» **Task to complete**: Please copy every line of the records below that holds the word "noticed".

» **Provided data**:
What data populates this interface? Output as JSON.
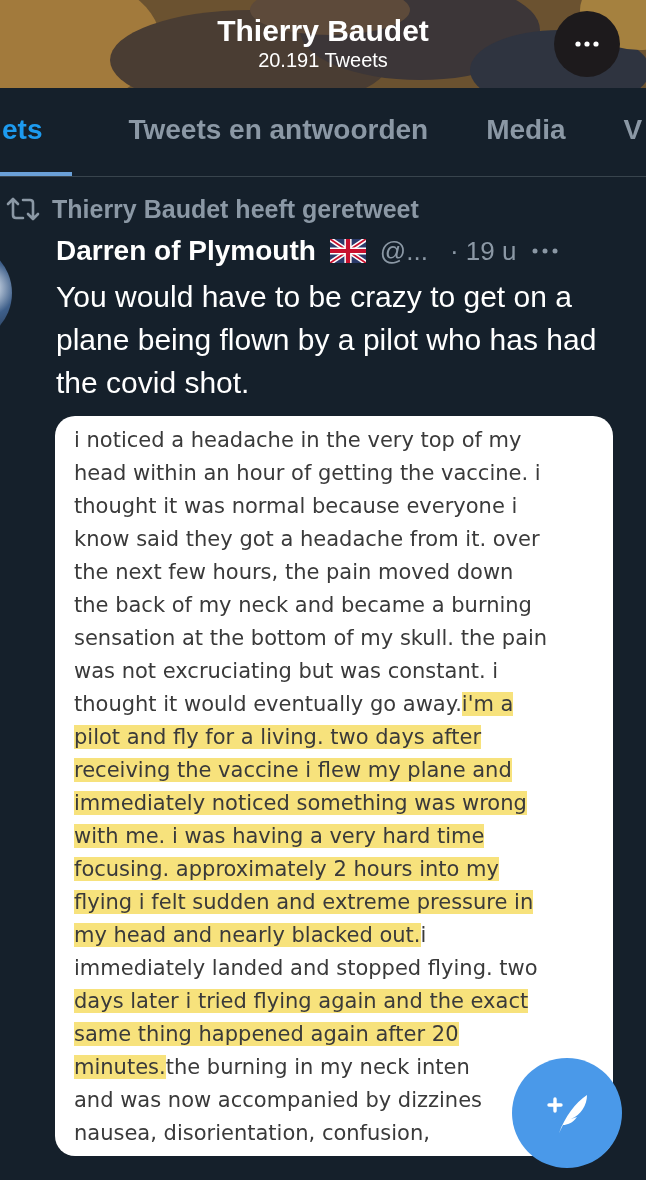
{
  "header": {
    "title": "Thierry Baudet",
    "subtitle": "20.191 Tweets"
  },
  "tabs": [
    {
      "label": "ets",
      "selected": true
    },
    {
      "label": "Tweets en antwoorden",
      "selected": false
    },
    {
      "label": "Media",
      "selected": false
    },
    {
      "label": "V",
      "selected": false
    }
  ],
  "tweet": {
    "retweet_note": "Thierry Baudet heeft geretweet",
    "author": "Darren of Plymouth",
    "handle": "@...",
    "time": "· 19 u",
    "text": "You would have to be crazy to get on a plane being flown by a pilot who has had the covid shot.",
    "attached_image": {
      "lines": [
        [
          {
            "text": "i noticed a headache in the very top of my",
            "highlighted": false
          }
        ],
        [
          {
            "text": "head within an hour of getting the vaccine. i",
            "highlighted": false
          }
        ],
        [
          {
            "text": "thought it was normal because everyone i",
            "highlighted": false
          }
        ],
        [
          {
            "text": "know said they got a headache from it. over",
            "highlighted": false
          }
        ],
        [
          {
            "text": "the next few hours, the pain moved down",
            "highlighted": false
          }
        ],
        [
          {
            "text": "the back of my neck and became a burning",
            "highlighted": false
          }
        ],
        [
          {
            "text": "sensation at the bottom of my skull. the pain",
            "highlighted": false
          }
        ],
        [
          {
            "text": "was not excruciating but was constant. i",
            "highlighted": false
          }
        ],
        [
          {
            "text": "thought it would eventually go away.",
            "highlighted": false
          },
          {
            "text": "i'm a",
            "highlighted": true
          }
        ],
        [
          {
            "text": "pilot and fly for a living. two days after",
            "highlighted": true
          }
        ],
        [
          {
            "text": "receiving the vaccine i flew my plane and",
            "highlighted": true
          }
        ],
        [
          {
            "text": "immediately noticed something was wrong",
            "highlighted": true
          }
        ],
        [
          {
            "text": "with me. i was having a very hard time",
            "highlighted": true
          }
        ],
        [
          {
            "text": "focusing. approximately 2 hours into my",
            "highlighted": true
          }
        ],
        [
          {
            "text": "flying i felt sudden and extreme pressure in",
            "highlighted": true
          }
        ],
        [
          {
            "text": "my head and nearly blacked out.",
            "highlighted": true
          },
          {
            "text": "i",
            "highlighted": false
          }
        ],
        [
          {
            "text": "immediately landed and stopped flying. two",
            "highlighted": false
          }
        ],
        [
          {
            "text": "days later i tried flying again and the exact",
            "highlighted": true
          }
        ],
        [
          {
            "text": "same thing happened again after 20",
            "highlighted": true
          }
        ],
        [
          {
            "text": "minutes.",
            "highlighted": true
          },
          {
            "text": "the burning in my neck inten",
            "highlighted": false
          }
        ],
        [
          {
            "text": "and was now accompanied by dizzines",
            "highlighted": false
          }
        ],
        [
          {
            "text": "nausea, disorientation, confusion,",
            "highlighted": false
          }
        ]
      ]
    }
  }
}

» **Task solution**:
            "text": "i noticed a headache in the very top of my",
            "text": "immediately noticed something was wrong",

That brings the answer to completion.